-- Exercise prompt --
State how many lines in these records contain the word "erityisesti", and nothing else.

(Dataset items)

________________

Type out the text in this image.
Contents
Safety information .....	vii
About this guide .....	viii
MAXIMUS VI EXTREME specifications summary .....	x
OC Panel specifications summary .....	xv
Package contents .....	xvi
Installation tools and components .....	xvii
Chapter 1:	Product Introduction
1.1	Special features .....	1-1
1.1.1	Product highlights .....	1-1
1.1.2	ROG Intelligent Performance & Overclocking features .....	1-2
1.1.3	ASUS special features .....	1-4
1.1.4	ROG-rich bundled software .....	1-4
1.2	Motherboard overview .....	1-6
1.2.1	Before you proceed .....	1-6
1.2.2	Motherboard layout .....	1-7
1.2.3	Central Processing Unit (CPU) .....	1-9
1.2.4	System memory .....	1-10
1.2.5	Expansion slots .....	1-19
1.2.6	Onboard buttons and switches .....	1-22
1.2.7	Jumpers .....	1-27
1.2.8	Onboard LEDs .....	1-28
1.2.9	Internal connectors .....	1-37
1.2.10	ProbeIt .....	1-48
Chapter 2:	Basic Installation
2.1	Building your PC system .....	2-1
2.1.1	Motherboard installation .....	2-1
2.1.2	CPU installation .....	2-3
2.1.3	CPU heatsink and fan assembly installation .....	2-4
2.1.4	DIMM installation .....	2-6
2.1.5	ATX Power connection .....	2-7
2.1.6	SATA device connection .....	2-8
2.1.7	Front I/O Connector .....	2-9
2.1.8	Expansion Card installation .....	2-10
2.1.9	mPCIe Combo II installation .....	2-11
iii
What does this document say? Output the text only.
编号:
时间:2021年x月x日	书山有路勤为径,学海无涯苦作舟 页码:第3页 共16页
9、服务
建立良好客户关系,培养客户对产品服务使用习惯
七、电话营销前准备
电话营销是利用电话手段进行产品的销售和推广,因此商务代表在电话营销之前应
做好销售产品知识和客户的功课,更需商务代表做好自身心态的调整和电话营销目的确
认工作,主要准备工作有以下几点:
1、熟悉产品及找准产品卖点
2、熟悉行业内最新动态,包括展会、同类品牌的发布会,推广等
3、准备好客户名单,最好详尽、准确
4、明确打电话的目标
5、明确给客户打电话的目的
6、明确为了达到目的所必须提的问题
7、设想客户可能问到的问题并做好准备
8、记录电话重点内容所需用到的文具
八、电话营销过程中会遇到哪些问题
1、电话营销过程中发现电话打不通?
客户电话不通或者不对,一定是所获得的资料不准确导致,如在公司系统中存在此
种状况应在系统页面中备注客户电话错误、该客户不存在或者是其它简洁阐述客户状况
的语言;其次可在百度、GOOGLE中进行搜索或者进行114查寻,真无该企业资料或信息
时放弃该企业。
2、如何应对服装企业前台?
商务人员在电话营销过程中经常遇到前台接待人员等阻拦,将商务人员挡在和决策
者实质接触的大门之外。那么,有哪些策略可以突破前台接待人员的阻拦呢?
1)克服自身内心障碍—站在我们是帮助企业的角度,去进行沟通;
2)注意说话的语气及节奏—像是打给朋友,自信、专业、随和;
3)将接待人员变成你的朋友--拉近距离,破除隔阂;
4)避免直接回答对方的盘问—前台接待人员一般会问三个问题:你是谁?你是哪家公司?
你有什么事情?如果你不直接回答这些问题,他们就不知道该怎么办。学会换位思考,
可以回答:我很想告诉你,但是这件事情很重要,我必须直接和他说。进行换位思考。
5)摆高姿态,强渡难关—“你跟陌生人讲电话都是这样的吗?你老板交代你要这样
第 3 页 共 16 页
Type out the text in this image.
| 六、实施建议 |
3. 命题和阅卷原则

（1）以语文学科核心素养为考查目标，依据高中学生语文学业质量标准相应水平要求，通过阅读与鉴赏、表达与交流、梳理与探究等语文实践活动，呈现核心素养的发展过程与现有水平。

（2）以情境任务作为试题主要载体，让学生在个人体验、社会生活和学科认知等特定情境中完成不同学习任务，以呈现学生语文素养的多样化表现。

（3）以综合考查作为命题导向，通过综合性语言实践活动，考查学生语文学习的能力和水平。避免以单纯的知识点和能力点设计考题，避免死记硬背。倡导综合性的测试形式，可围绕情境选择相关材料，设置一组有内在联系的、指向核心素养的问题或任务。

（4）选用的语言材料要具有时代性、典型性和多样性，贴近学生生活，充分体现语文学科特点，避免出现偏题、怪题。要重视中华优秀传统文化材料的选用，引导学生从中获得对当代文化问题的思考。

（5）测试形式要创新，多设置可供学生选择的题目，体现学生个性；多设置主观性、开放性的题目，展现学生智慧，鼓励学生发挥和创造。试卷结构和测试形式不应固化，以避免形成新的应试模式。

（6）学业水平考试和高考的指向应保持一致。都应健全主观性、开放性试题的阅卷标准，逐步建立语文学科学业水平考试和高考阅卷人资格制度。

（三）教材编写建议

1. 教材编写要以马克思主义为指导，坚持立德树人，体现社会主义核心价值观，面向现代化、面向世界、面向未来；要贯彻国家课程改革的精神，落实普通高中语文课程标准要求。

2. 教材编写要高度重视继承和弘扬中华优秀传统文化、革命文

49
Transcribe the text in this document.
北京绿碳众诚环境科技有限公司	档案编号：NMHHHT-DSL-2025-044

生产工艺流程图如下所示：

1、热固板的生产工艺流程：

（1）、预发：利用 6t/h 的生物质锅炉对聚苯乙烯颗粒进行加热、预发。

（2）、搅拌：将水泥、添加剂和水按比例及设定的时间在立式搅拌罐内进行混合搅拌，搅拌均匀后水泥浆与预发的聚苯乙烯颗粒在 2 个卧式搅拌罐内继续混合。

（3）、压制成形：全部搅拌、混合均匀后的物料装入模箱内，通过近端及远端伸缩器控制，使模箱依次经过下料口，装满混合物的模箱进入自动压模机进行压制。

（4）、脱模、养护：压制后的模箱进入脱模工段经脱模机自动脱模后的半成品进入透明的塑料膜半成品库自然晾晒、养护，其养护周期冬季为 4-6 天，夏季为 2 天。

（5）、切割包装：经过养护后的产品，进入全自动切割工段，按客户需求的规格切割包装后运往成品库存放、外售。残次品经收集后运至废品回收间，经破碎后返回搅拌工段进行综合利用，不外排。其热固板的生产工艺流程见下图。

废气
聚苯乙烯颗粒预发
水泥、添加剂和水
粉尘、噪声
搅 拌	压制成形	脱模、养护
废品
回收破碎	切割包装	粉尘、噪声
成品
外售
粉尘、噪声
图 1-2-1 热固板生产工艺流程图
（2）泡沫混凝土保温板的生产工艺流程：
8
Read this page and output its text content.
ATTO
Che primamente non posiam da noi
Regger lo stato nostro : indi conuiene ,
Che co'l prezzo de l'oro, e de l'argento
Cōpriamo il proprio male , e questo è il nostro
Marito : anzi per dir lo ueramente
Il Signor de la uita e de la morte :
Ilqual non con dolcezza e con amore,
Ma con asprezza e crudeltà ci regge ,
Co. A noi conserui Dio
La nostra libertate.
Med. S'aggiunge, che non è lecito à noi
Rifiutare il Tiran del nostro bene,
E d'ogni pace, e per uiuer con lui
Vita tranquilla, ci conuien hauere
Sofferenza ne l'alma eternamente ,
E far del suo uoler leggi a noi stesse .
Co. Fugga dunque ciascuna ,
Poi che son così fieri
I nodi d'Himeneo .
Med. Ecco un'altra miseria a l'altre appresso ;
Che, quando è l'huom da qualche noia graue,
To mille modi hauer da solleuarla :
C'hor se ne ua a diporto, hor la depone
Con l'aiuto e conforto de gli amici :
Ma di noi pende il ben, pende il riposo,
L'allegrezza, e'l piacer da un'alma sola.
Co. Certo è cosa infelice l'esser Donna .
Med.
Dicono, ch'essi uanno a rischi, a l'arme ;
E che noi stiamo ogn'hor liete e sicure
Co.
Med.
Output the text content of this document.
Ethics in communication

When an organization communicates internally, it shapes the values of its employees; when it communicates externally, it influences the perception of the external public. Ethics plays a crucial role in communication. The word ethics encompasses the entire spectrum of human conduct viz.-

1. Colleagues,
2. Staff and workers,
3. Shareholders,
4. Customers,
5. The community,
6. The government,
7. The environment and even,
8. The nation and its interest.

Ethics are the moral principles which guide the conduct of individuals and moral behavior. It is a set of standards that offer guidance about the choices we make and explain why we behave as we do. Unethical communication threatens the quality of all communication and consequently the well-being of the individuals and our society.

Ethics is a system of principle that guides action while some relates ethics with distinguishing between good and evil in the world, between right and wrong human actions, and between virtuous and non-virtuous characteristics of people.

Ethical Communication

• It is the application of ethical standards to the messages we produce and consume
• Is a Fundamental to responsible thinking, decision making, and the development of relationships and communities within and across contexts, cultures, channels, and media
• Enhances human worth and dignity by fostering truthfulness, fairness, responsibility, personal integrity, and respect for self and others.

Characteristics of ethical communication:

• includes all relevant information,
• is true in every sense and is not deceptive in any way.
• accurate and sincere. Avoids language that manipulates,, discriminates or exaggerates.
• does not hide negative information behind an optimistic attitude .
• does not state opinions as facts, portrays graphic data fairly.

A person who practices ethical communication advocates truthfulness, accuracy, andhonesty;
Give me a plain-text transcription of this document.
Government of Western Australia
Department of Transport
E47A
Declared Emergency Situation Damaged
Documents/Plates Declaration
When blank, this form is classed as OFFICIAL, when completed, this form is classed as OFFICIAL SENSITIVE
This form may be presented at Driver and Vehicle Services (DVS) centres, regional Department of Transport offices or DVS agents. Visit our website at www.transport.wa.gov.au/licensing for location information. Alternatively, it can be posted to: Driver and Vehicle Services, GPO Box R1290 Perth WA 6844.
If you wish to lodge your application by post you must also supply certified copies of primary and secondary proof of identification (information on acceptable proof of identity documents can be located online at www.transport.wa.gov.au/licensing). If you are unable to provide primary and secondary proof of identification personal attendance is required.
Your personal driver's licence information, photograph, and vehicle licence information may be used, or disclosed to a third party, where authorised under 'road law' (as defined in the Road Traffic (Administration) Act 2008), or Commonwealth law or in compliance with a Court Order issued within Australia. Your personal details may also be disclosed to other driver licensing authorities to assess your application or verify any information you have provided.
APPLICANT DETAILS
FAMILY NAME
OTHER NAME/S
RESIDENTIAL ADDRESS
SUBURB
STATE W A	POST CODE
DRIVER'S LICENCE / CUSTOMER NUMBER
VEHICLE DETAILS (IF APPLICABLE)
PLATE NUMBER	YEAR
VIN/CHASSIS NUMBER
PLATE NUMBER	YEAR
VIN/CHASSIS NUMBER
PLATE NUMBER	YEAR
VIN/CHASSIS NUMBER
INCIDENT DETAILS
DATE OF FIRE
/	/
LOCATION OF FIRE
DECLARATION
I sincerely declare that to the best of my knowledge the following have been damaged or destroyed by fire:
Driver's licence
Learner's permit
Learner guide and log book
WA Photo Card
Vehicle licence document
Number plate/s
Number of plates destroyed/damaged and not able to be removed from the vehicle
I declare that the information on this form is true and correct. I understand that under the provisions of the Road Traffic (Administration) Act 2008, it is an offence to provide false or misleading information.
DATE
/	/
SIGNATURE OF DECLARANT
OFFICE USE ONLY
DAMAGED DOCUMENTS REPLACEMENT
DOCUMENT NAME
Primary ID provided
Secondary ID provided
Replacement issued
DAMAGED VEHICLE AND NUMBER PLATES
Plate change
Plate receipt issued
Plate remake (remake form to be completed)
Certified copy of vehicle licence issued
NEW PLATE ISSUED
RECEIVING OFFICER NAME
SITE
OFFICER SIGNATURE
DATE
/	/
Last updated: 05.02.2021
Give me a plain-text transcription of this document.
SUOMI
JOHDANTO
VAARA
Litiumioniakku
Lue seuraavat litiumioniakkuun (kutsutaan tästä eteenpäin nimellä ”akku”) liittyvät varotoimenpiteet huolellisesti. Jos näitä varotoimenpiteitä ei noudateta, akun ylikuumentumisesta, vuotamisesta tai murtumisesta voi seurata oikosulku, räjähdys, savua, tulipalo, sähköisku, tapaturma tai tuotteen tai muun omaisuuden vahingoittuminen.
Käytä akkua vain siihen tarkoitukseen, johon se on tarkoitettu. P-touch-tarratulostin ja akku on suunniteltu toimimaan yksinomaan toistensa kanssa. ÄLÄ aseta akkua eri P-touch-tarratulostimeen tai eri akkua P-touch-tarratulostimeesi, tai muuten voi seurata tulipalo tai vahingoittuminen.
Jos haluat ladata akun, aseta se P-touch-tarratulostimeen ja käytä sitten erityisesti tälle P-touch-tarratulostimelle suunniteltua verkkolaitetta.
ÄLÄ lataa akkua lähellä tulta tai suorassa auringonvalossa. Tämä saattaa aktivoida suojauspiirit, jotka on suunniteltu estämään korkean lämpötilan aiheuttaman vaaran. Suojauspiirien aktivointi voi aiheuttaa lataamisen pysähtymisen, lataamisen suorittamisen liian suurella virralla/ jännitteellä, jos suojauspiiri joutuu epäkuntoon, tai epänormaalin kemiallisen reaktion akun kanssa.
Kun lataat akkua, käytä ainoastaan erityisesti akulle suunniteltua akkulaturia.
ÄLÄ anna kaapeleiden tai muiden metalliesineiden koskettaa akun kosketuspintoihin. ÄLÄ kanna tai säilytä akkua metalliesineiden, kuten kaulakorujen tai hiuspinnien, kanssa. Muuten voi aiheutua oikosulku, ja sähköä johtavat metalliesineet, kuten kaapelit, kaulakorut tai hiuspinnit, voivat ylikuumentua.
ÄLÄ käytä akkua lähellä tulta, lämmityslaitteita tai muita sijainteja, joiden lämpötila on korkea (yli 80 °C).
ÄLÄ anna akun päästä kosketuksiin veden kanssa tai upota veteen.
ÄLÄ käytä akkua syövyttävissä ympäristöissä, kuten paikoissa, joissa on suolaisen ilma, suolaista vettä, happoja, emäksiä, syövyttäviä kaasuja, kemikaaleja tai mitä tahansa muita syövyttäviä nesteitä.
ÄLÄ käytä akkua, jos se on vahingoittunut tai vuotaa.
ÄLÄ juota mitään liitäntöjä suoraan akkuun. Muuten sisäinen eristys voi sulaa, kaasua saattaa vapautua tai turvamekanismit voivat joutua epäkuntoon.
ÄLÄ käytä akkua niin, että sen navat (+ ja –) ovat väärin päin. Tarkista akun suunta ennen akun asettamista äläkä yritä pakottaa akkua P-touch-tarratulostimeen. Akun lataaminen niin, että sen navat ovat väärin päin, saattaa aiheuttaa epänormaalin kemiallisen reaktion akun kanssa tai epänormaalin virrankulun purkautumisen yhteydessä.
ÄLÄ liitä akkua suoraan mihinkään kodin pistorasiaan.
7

________________

-- Correct response --
2